::: RAW RECORDS

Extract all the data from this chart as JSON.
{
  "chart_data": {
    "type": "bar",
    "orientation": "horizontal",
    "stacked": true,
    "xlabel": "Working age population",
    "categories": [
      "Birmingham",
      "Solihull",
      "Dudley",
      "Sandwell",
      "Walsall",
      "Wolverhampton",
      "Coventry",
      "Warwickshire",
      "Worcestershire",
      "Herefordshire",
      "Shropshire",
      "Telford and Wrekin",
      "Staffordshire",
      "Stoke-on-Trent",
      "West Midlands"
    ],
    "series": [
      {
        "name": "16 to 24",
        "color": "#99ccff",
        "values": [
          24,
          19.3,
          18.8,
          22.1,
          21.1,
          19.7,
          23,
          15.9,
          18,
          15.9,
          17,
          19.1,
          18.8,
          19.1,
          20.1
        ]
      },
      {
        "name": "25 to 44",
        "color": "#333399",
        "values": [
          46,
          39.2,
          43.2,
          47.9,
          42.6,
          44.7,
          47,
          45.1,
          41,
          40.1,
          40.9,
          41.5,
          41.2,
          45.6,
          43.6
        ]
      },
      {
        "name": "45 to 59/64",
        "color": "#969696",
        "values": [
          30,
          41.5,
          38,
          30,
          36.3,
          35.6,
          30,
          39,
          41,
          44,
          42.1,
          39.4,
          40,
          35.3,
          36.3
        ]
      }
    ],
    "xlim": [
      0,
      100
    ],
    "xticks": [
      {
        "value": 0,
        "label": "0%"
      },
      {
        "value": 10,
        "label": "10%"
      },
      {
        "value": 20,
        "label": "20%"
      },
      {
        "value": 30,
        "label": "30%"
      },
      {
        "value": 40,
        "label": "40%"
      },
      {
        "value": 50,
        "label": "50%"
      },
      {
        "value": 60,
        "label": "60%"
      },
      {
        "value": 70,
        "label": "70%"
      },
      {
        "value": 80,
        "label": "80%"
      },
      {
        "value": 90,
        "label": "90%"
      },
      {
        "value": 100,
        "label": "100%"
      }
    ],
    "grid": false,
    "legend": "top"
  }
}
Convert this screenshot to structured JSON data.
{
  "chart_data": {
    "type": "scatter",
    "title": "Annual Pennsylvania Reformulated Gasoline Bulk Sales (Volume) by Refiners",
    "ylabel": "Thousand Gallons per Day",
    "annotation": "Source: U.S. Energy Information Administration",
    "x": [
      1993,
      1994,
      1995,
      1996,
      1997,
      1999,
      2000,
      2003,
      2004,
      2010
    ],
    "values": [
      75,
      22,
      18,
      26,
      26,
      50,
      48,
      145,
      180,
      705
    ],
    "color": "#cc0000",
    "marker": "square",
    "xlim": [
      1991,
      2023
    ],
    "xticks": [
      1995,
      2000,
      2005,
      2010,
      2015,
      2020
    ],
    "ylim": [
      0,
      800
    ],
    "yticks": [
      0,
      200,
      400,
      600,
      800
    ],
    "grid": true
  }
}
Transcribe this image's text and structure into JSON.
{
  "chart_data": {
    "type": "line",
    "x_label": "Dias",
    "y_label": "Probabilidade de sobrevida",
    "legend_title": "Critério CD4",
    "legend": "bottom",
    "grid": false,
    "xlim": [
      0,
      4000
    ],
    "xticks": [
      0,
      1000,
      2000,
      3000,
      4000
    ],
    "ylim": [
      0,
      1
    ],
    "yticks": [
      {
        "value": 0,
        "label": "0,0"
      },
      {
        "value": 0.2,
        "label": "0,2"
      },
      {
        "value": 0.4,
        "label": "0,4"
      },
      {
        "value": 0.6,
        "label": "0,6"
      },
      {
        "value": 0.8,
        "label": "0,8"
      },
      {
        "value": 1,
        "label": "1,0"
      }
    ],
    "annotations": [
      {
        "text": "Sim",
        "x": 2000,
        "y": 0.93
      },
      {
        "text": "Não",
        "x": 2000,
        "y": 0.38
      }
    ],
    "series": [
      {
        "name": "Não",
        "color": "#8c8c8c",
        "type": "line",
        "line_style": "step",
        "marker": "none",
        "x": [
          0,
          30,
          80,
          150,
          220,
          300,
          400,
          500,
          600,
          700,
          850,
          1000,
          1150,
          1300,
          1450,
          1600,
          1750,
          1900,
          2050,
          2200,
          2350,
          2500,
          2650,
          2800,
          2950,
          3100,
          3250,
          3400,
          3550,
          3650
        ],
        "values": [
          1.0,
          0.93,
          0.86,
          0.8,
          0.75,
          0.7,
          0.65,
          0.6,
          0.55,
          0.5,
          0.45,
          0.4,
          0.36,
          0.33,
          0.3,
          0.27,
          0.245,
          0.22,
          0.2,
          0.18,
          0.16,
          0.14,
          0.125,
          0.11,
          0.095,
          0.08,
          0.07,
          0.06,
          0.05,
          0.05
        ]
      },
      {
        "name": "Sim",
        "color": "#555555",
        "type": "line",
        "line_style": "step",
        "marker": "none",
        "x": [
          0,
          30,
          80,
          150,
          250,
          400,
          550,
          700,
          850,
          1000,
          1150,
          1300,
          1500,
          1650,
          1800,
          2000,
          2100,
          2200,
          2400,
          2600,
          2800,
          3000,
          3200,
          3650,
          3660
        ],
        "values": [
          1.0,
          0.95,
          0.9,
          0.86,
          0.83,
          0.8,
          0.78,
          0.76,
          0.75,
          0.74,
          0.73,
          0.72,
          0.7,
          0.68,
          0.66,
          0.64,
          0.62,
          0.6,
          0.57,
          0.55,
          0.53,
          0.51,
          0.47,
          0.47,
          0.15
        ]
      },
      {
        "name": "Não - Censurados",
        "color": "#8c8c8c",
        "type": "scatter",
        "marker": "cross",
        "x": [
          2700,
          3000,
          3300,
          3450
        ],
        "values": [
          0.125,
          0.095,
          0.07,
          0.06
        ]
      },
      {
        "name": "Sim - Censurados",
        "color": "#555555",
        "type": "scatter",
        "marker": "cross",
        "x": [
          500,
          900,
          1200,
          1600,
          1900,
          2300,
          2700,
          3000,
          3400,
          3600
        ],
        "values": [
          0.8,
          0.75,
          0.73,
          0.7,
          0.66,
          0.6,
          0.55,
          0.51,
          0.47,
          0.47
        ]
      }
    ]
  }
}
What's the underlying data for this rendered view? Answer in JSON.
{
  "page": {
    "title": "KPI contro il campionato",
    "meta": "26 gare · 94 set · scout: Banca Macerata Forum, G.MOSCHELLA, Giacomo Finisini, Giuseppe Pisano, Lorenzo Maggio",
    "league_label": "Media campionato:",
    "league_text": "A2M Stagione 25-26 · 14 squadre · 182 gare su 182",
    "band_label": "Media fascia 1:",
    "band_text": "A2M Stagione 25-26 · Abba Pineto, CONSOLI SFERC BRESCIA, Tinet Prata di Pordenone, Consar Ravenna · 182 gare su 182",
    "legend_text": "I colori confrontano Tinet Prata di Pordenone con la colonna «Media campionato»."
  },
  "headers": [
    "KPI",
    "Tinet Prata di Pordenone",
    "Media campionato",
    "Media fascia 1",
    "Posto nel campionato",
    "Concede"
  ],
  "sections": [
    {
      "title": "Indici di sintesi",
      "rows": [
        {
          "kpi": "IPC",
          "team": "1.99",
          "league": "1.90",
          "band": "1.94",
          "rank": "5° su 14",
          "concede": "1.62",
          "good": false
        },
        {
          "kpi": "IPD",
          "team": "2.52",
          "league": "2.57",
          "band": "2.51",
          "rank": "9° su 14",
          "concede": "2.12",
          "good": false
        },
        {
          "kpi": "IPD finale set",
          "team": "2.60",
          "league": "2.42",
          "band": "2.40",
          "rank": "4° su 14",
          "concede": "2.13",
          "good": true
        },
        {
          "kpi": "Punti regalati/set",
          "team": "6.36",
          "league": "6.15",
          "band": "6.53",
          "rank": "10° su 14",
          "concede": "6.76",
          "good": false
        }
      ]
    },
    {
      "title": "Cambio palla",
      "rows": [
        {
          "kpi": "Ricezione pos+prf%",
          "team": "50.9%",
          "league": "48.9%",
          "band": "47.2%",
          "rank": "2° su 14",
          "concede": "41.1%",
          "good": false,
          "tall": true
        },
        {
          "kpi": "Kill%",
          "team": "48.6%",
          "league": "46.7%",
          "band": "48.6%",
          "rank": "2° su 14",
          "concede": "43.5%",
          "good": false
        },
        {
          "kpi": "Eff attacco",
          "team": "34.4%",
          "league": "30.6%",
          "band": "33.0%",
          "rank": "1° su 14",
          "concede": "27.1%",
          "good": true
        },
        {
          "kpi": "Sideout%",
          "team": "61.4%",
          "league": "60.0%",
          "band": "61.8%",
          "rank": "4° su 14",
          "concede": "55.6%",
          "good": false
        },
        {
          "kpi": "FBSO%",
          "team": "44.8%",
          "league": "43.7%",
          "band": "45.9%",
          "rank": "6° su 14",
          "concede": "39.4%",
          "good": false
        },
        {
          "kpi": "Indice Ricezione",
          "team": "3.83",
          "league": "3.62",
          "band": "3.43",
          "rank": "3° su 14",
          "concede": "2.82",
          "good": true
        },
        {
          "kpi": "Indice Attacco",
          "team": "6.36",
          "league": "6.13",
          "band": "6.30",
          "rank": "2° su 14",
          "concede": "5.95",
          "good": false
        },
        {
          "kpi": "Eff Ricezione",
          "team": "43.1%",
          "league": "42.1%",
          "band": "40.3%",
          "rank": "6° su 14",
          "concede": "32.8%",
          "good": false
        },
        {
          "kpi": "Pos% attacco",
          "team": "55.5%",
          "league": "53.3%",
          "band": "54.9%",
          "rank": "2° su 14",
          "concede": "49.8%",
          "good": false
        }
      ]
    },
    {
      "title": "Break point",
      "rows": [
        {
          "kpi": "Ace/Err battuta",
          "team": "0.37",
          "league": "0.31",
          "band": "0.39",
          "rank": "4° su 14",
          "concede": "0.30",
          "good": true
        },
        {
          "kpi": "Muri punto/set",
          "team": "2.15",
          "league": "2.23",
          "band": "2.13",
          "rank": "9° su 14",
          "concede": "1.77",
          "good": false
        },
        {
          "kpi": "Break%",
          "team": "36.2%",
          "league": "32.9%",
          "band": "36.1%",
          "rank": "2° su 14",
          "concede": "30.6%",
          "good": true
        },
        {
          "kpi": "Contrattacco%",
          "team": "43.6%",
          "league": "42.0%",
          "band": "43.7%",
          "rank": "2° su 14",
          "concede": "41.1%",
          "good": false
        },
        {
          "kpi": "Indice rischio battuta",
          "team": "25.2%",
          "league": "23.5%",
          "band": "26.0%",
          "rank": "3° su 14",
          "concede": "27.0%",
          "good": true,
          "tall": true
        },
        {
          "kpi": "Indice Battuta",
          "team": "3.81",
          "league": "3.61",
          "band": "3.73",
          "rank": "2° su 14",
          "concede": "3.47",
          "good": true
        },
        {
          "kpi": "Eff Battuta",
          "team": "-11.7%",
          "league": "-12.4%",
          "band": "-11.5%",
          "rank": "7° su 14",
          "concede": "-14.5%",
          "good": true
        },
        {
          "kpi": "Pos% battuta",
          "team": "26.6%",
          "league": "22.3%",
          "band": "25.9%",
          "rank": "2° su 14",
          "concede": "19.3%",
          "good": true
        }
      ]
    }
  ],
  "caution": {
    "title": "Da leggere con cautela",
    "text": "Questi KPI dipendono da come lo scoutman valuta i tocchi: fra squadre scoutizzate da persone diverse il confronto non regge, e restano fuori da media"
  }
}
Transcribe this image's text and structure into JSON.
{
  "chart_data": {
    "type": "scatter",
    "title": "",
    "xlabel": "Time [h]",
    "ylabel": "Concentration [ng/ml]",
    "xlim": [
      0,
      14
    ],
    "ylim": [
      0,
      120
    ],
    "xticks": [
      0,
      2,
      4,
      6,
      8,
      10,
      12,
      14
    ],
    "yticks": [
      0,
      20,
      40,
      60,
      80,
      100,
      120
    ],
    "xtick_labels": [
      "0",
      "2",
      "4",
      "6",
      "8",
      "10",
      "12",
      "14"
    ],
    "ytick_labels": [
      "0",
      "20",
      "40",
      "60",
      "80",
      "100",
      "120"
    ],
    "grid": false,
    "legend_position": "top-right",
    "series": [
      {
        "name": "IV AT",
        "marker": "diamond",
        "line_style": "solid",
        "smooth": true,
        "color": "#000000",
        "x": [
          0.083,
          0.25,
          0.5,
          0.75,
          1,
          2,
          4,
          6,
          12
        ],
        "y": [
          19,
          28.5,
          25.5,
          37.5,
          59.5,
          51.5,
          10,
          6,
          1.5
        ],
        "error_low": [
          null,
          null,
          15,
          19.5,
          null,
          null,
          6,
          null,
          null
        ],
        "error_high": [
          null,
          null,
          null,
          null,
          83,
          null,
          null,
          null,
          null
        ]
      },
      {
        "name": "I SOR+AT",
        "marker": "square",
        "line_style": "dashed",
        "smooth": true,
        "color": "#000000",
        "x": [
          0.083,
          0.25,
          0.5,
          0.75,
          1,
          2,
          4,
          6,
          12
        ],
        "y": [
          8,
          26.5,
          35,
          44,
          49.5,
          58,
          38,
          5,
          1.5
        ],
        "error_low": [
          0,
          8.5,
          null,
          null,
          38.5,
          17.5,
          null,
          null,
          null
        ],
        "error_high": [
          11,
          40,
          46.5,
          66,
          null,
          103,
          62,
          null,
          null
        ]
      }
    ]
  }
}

::::::

GIVEN PROBLEM —
Of all the lines in the entries, how many contain the word "Indice"? Give only the number.

TASK ANSWER —
4